-- What is needed --
Reproduce the records below exactly as they appear, omitting any pictures they contain.

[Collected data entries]
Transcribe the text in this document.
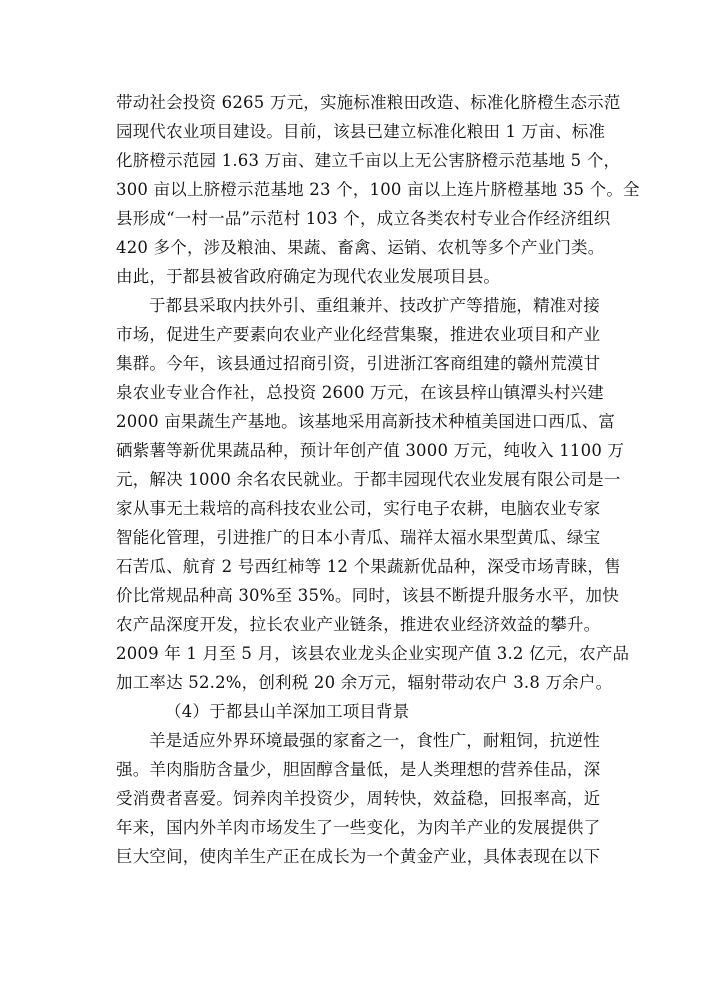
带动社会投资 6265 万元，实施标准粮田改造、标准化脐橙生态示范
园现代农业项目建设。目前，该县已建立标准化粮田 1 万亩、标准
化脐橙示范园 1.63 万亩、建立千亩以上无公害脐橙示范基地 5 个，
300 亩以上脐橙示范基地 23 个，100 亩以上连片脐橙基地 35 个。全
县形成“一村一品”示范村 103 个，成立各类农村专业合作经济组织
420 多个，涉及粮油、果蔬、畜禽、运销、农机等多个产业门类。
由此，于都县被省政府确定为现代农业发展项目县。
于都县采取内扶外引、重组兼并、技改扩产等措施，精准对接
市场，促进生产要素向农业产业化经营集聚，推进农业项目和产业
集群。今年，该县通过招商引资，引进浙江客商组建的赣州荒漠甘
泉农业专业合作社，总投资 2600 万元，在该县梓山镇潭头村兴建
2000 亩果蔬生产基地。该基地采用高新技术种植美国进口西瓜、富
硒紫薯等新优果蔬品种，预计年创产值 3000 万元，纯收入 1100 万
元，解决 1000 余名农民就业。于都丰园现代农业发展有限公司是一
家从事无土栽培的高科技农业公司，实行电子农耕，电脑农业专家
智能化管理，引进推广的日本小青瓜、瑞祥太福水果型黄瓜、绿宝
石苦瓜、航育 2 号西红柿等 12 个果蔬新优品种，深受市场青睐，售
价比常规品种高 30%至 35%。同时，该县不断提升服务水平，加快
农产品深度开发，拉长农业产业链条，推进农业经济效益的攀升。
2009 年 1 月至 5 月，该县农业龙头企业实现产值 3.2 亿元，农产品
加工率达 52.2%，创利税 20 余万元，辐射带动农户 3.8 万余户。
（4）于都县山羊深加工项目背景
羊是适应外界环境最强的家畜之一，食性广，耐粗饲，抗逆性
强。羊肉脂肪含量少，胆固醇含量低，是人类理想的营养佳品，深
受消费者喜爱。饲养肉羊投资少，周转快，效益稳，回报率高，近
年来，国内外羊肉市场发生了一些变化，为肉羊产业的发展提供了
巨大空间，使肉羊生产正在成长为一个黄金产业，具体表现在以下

-- In response --
Transcribe the text in this document.
带动社会投资 6265 万元，实施标准粮田改造、标准化脐橙生态示范
园现代农业项目建设。目前，该县已建立标准化粮田 1 万亩、标准
化脐橙示范园 1.63 万亩、建立千亩以上无公害脐橙示范基地 5 个，
300 亩以上脐橙示范基地 23 个，100 亩以上连片脐橙基地 35 个。全
县形成“一村一品”示范村 103 个，成立各类农村专业合作经济组织
420 多个，涉及粮油、果蔬、畜禽、运销、农机等多个产业门类。
由此，于都县被省政府确定为现代农业发展项目县。
于都县采取内扶外引、重组兼并、技改扩产等措施，精准对接
市场，促进生产要素向农业产业化经营集聚，推进农业项目和产业
集群。今年，该县通过招商引资，引进浙江客商组建的赣州荒漠甘
泉农业专业合作社，总投资 2600 万元，在该县梓山镇潭头村兴建
2000 亩果蔬生产基地。该基地采用高新技术种植美国进口西瓜、富
硒紫薯等新优果蔬品种，预计年创产值 3000 万元，纯收入 1100 万
元，解决 1000 余名农民就业。于都丰园现代农业发展有限公司是一
家从事无土栽培的高科技农业公司，实行电子农耕，电脑农业专家
智能化管理，引进推广的日本小青瓜、瑞祥太福水果型黄瓜、绿宝
石苦瓜、航育 2 号西红柿等 12 个果蔬新优品种，深受市场青睐，售
价比常规品种高 30%至 35%。同时，该县不断提升服务水平，加快
农产品深度开发，拉长农业产业链条，推进农业经济效益的攀升。
2009 年 1 月至 5 月，该县农业龙头企业实现产值 3.2 亿元，农产品
加工率达 52.2%，创利税 20 余万元，辐射带动农户 3.8 万余户。
（4）于都县山羊深加工项目背景
羊是适应外界环境最强的家畜之一，食性广，耐粗饲，抗逆性
强。羊肉脂肪含量少，胆固醇含量低，是人类理想的营养佳品，深
受消费者喜爱。饲养肉羊投资少，周转快，效益稳，回报率高，近
年来，国内外羊肉市场发生了一些变化，为肉羊产业的发展提供了
巨大空间，使肉羊生产正在成长为一个黄金产业，具体表现在以下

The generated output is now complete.